(Collected data entries)

┌────────

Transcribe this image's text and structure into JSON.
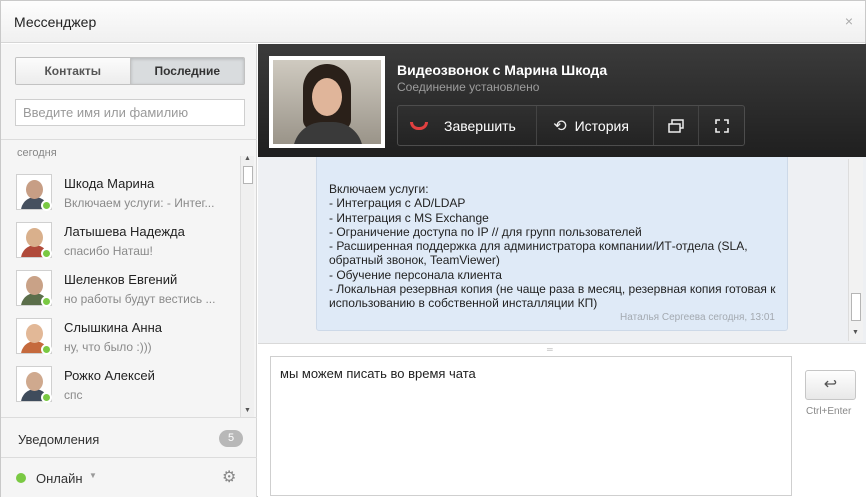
{
  "window": {
    "title": "Мессенджер",
    "close_glyph": "×"
  },
  "sidebar": {
    "tabs": [
      {
        "label": "Контакты",
        "active": false
      },
      {
        "label": "Последние",
        "active": true
      }
    ],
    "search_placeholder": "Введите имя или фамилию",
    "group_label": "сегодня",
    "contacts": [
      {
        "name": "Шкода Марина",
        "message": "Включаем услуги: - Интег...",
        "avatar_colors": [
          "#c79e85",
          "#46505f"
        ],
        "online": true
      },
      {
        "name": "Латышева Надежда",
        "message": "спасибо Наташ!",
        "avatar_colors": [
          "#d9b08c",
          "#b04a3a"
        ],
        "online": true
      },
      {
        "name": "Шеленков Евгений",
        "message": "но работы будут вестись ...",
        "avatar_colors": [
          "#c9a287",
          "#5b6e4a"
        ],
        "online": true
      },
      {
        "name": "Слышкина Анна",
        "message": "ну, что было :)))",
        "avatar_colors": [
          "#e2b897",
          "#c56a3d"
        ],
        "online": true
      },
      {
        "name": "Рожко Алексей",
        "message": "спс",
        "avatar_colors": [
          "#cfa98e",
          "#3f4c5c"
        ],
        "online": true
      }
    ],
    "notifications": {
      "label": "Уведомления",
      "count": "5"
    },
    "status": {
      "label": "Онлайн",
      "color": "#7ac943"
    }
  },
  "call": {
    "title": "Видеозвонок с Марина Шкода",
    "status": "Соединение установлено",
    "end_label": "Завершить",
    "history_label": "История"
  },
  "message": {
    "text": "Включаем услуги:\n- Интеграция с AD/LDAP\n- Интеграция с MS Exchange\n- Ограничение доступа по IP // для групп пользователей\n- Расширенная поддержка для администратора компании/ИТ-отдела (SLA, обратный звонок, TeamViewer)\n- Обучение персонала клиента\n- Локальная резервная копия (не чаще раза в месяц, резервная копия готовая к использованию в собственной инсталляции КП)",
    "meta": "Наталья Сергеева   сегодня, 13:01"
  },
  "composer": {
    "value": "мы можем писать во время чата",
    "send_hint": "Ctrl+Enter",
    "send_glyph": "↩"
  }
}
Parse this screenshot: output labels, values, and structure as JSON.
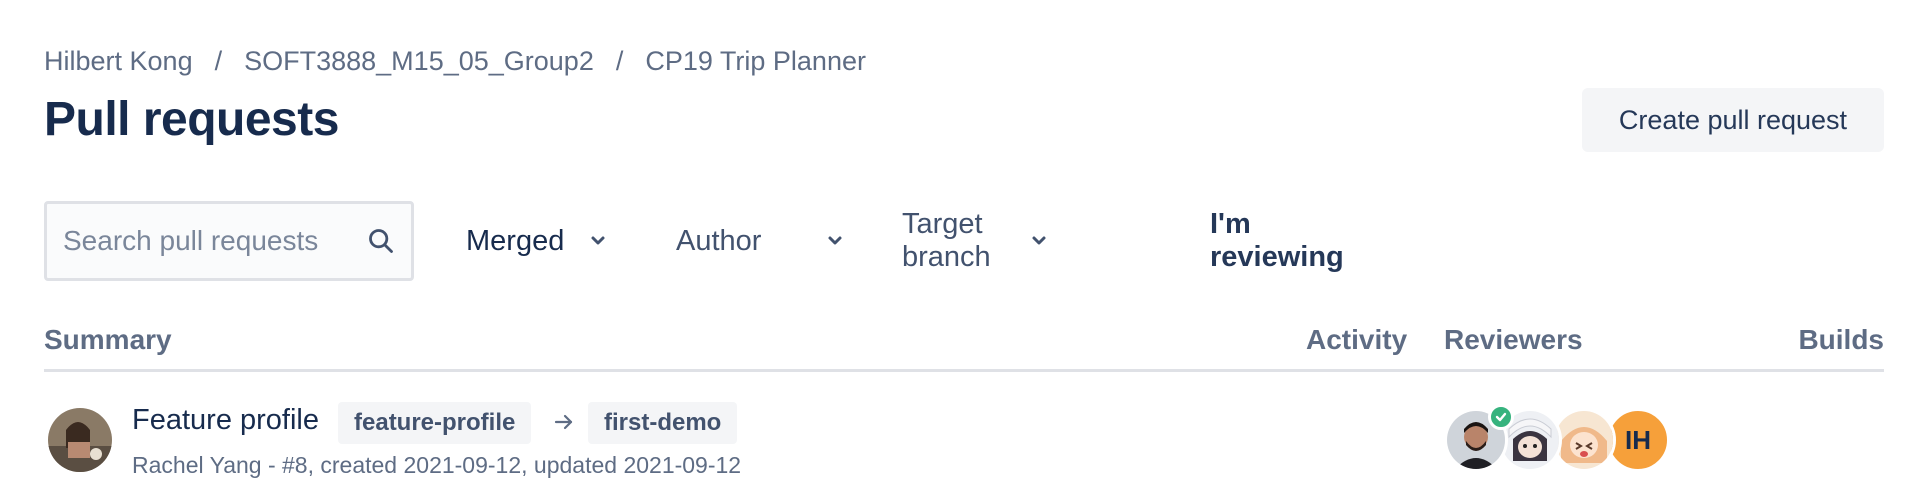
{
  "breadcrumb": {
    "items": [
      "Hilbert Kong",
      "SOFT3888_M15_05_Group2",
      "CP19 Trip Planner"
    ],
    "separator": "/"
  },
  "page_title": "Pull requests",
  "actions": {
    "create_label": "Create pull request"
  },
  "filters": {
    "search_placeholder": "Search pull requests",
    "state_label": "Merged",
    "author_label": "Author",
    "target_branch_label": "Target branch",
    "reviewing_label": "I'm reviewing"
  },
  "table": {
    "columns": {
      "summary": "Summary",
      "activity": "Activity",
      "reviewers": "Reviewers",
      "builds": "Builds"
    },
    "rows": [
      {
        "title": "Feature profile",
        "source_branch": "feature-profile",
        "target_branch": "first-demo",
        "meta": "Rachel Yang - #8, created 2021-09-12, updated 2021-09-12",
        "reviewer_initials": "IH"
      }
    ]
  },
  "colors": {
    "primary_text": "#172b4d",
    "secondary_text": "#5e6c84",
    "approved": "#36b37e",
    "initials_avatar": "#f6a03a"
  },
  "icons": [
    "search-icon",
    "chevron-down-icon",
    "arrow-right-icon",
    "check-icon"
  ]
}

└────────

» Work instructions
Transcribe the listing in full and omit the pictures.

» Result of the exercise
Transcribe this image's text and structure into JSON.
{
  "window": {
    "title": "Мессенджер",
    "close_glyph": "×"
  },
  "sidebar": {
    "tabs": [
      {
        "label": "Контакты",
        "active": false
      },
      {
        "label": "Последние",
        "active": true
      }
    ],
    "search_placeholder": "Введите имя или фамилию",
    "group_label": "сегодня",
    "contacts": [
      {
        "name": "Шкода Марина",
        "message": "Включаем услуги: - Интег...",
        "avatar_colors": [
          "#c79e85",
          "#46505f"
        ],
        "online": true
      },
      {
        "name": "Латышева Надежда",
        "message": "спасибо Наташ!",
        "avatar_colors": [
          "#d9b08c",
          "#b04a3a"
        ],
        "online": true
      },
      {
        "name": "Шеленков Евгений",
        "message": "но работы будут вестись ...",
        "avatar_colors": [
          "#c9a287",
          "#5b6e4a"
        ],
        "online": true
      },
      {
        "name": "Слышкина Анна",
        "message": "ну, что было :)))",
        "avatar_colors": [
          "#e2b897",
          "#c56a3d"
        ],
        "online": true
      },
      {
        "name": "Рожко Алексей",
        "message": "спс",
        "avatar_colors": [
          "#cfa98e",
          "#3f4c5c"
        ],
        "online": true
      }
    ],
    "notifications": {
      "label": "Уведомления",
      "count": "5"
    },
    "status": {
      "label": "Онлайн",
      "color": "#7ac943"
    }
  },
  "call": {
    "title": "Видеозвонок с Марина Шкода",
    "status": "Соединение установлено",
    "end_label": "Завершить",
    "history_label": "История"
  },
  "message": {
    "text": "Включаем услуги:\n- Интеграция с AD/LDAP\n- Интеграция с MS Exchange\n- Ограничение доступа по IP // для групп пользователей\n- Расширенная поддержка для администратора компании/ИТ-отдела (SLA, обратный звонок, TeamViewer)\n- Обучение персонала клиента\n- Локальная резервная копия (не чаще раза в месяц, резервная копия готовая к использованию в собственной инсталляции КП)",
    "meta": "Наталья Сергеева   сегодня, 13:01"
  },
  "composer": {
    "value": "мы можем писать во время чата",
    "send_hint": "Ctrl+Enter",
    "send_glyph": "↩"
  }
}
Parse this screenshot: output labels, values, and structure as JSON.
{
  "breadcrumb": {
    "items": [
      "Hilbert Kong",
      "SOFT3888_M15_05_Group2",
      "CP19 Trip Planner"
    ],
    "separator": "/"
  },
  "page_title": "Pull requests",
  "actions": {
    "create_label": "Create pull request"
  },
  "filters": {
    "search_placeholder": "Search pull requests",
    "state_label": "Merged",
    "author_label": "Author",
    "target_branch_label": "Target branch",
    "reviewing_label": "I'm reviewing"
  },
  "table": {
    "columns": {
      "summary": "Summary",
      "activity": "Activity",
      "reviewers": "Reviewers",
      "builds": "Builds"
    },
    "rows": [
      {
        "title": "Feature profile",
        "source_branch": "feature-profile",
        "target_branch": "first-demo",
        "meta": "Rachel Yang - #8, created 2021-09-12, updated 2021-09-12",
        "reviewer_initials": "IH"
      }
    ]
  },
  "colors": {
    "primary_text": "#172b4d",
    "secondary_text": "#5e6c84",
    "approved": "#36b37e",
    "initials_avatar": "#f6a03a"
  },
  "icons": [
    "search-icon",
    "chevron-down-icon",
    "arrow-right-icon",
    "check-icon"
  ]
}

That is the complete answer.